WHAT IS BEING ASKED
Reproduce every entry below precisely. Pictures are excluded from the copy.

## START GIVEN RECORDS

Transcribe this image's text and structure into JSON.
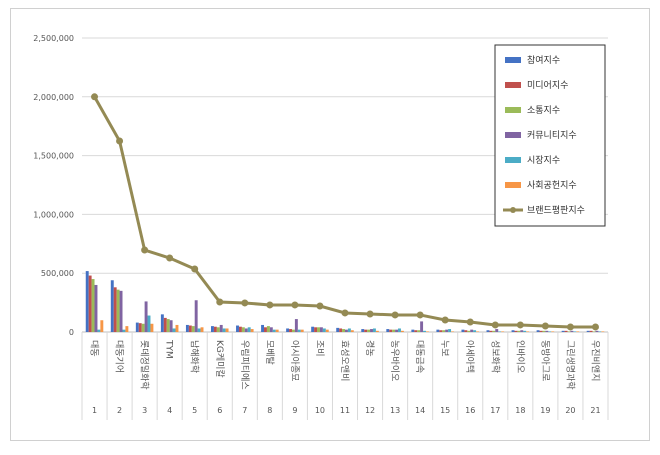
{
  "chart_data": {
    "type": "bar_line",
    "categories": [
      "대동",
      "대동기어",
      "롯데정밀화학",
      "TYM",
      "남해화학",
      "KG케미칼",
      "우림피티에스",
      "모베탈",
      "아시아종묘",
      "조비",
      "효성오앤비",
      "경농",
      "농우바이오",
      "대동금속",
      "누보",
      "아세아텍",
      "성보화학",
      "인바이오",
      "동방아그로",
      "그린생명과학",
      "우진비앤지"
    ],
    "ranks": [
      1,
      2,
      3,
      4,
      5,
      6,
      7,
      8,
      9,
      10,
      11,
      12,
      13,
      14,
      15,
      16,
      17,
      18,
      19,
      20,
      21
    ],
    "series": [
      {
        "name": "참여지수",
        "color": "#4472c4",
        "kind": "bar",
        "values": [
          518000,
          440000,
          80000,
          150000,
          60000,
          50000,
          55000,
          60000,
          30000,
          45000,
          35000,
          25000,
          25000,
          20000,
          20000,
          20000,
          15000,
          15000,
          15000,
          10000,
          10000
        ]
      },
      {
        "name": "미디어지수",
        "color": "#c0504d",
        "kind": "bar",
        "values": [
          480000,
          380000,
          75000,
          120000,
          55000,
          45000,
          45000,
          40000,
          25000,
          40000,
          30000,
          20000,
          20000,
          15000,
          15000,
          15000,
          10000,
          10000,
          10000,
          10000,
          10000
        ]
      },
      {
        "name": "소통지수",
        "color": "#9bbb59",
        "kind": "bar",
        "values": [
          450000,
          360000,
          70000,
          110000,
          50000,
          40000,
          40000,
          50000,
          20000,
          40000,
          25000,
          20000,
          20000,
          15000,
          15000,
          10000,
          10000,
          10000,
          10000,
          5000,
          5000
        ]
      },
      {
        "name": "커뮤니티지수",
        "color": "#8064a2",
        "kind": "bar",
        "values": [
          400000,
          350000,
          260000,
          100000,
          270000,
          60000,
          30000,
          40000,
          110000,
          40000,
          20000,
          25000,
          20000,
          90000,
          20000,
          20000,
          25000,
          15000,
          10000,
          10000,
          10000
        ]
      },
      {
        "name": "시장지수",
        "color": "#4bacc6",
        "kind": "bar",
        "values": [
          20000,
          20000,
          140000,
          30000,
          30000,
          30000,
          40000,
          20000,
          20000,
          30000,
          30000,
          30000,
          30000,
          10000,
          25000,
          15000,
          5000,
          10000,
          5000,
          5000,
          5000
        ]
      },
      {
        "name": "사회공헌지수",
        "color": "#f79646",
        "kind": "bar",
        "values": [
          100000,
          50000,
          70000,
          60000,
          40000,
          30000,
          25000,
          20000,
          20000,
          20000,
          15000,
          10000,
          10000,
          5000,
          5000,
          5000,
          5000,
          5000,
          5000,
          5000,
          5000
        ]
      },
      {
        "name": "브랜드평판지수",
        "color": "#948a54",
        "kind": "line",
        "values": [
          2000000,
          1624000,
          697000,
          629000,
          536000,
          255000,
          247000,
          230000,
          230000,
          221000,
          162000,
          153000,
          145000,
          145000,
          102000,
          85000,
          60000,
          60000,
          51000,
          43000,
          43000
        ]
      }
    ],
    "ylim": [
      0,
      2500000
    ],
    "yticks": [
      0,
      {
        "value": 500000,
        "label": "500,000"
      },
      {
        "value": 1000000,
        "label": "1,000,000"
      },
      {
        "value": 1500000,
        "label": "1,500,000"
      },
      {
        "value": 2000000,
        "label": "2,000,000"
      },
      {
        "value": 2500000,
        "label": "2,500,000"
      }
    ],
    "grid": true,
    "legend": "upper right"
  }
}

## END GIVEN RECORDS

RESPONSE
Transcribe this image's text and structure into JSON.
{
  "chart_data": {
    "type": "bar_line",
    "categories": [
      "대동",
      "대동기어",
      "롯데정밀화학",
      "TYM",
      "남해화학",
      "KG케미칼",
      "우림피티에스",
      "모베탈",
      "아시아종묘",
      "조비",
      "효성오앤비",
      "경농",
      "농우바이오",
      "대동금속",
      "누보",
      "아세아텍",
      "성보화학",
      "인바이오",
      "동방아그로",
      "그린생명과학",
      "우진비앤지"
    ],
    "ranks": [
      1,
      2,
      3,
      4,
      5,
      6,
      7,
      8,
      9,
      10,
      11,
      12,
      13,
      14,
      15,
      16,
      17,
      18,
      19,
      20,
      21
    ],
    "series": [
      {
        "name": "참여지수",
        "color": "#4472c4",
        "kind": "bar",
        "values": [
          518000,
          440000,
          80000,
          150000,
          60000,
          50000,
          55000,
          60000,
          30000,
          45000,
          35000,
          25000,
          25000,
          20000,
          20000,
          20000,
          15000,
          15000,
          15000,
          10000,
          10000
        ]
      },
      {
        "name": "미디어지수",
        "color": "#c0504d",
        "kind": "bar",
        "values": [
          480000,
          380000,
          75000,
          120000,
          55000,
          45000,
          45000,
          40000,
          25000,
          40000,
          30000,
          20000,
          20000,
          15000,
          15000,
          15000,
          10000,
          10000,
          10000,
          10000,
          10000
        ]
      },
      {
        "name": "소통지수",
        "color": "#9bbb59",
        "kind": "bar",
        "values": [
          450000,
          360000,
          70000,
          110000,
          50000,
          40000,
          40000,
          50000,
          20000,
          40000,
          25000,
          20000,
          20000,
          15000,
          15000,
          10000,
          10000,
          10000,
          10000,
          5000,
          5000
        ]
      },
      {
        "name": "커뮤니티지수",
        "color": "#8064a2",
        "kind": "bar",
        "values": [
          400000,
          350000,
          260000,
          100000,
          270000,
          60000,
          30000,
          40000,
          110000,
          40000,
          20000,
          25000,
          20000,
          90000,
          20000,
          20000,
          25000,
          15000,
          10000,
          10000,
          10000
        ]
      },
      {
        "name": "시장지수",
        "color": "#4bacc6",
        "kind": "bar",
        "values": [
          20000,
          20000,
          140000,
          30000,
          30000,
          30000,
          40000,
          20000,
          20000,
          30000,
          30000,
          30000,
          30000,
          10000,
          25000,
          15000,
          5000,
          10000,
          5000,
          5000,
          5000
        ]
      },
      {
        "name": "사회공헌지수",
        "color": "#f79646",
        "kind": "bar",
        "values": [
          100000,
          50000,
          70000,
          60000,
          40000,
          30000,
          25000,
          20000,
          20000,
          20000,
          15000,
          10000,
          10000,
          5000,
          5000,
          5000,
          5000,
          5000,
          5000,
          5000,
          5000
        ]
      },
      {
        "name": "브랜드평판지수",
        "color": "#948a54",
        "kind": "line",
        "values": [
          2000000,
          1624000,
          697000,
          629000,
          536000,
          255000,
          247000,
          230000,
          230000,
          221000,
          162000,
          153000,
          145000,
          145000,
          102000,
          85000,
          60000,
          60000,
          51000,
          43000,
          43000
        ]
      }
    ],
    "ylim": [
      0,
      2500000
    ],
    "yticks": [
      0,
      {
        "value": 500000,
        "label": "500,000"
      },
      {
        "value": 1000000,
        "label": "1,000,000"
      },
      {
        "value": 1500000,
        "label": "1,500,000"
      },
      {
        "value": 2000000,
        "label": "2,000,000"
      },
      {
        "value": 2500000,
        "label": "2,500,000"
      }
    ],
    "grid": true,
    "legend": "upper right"
  }
}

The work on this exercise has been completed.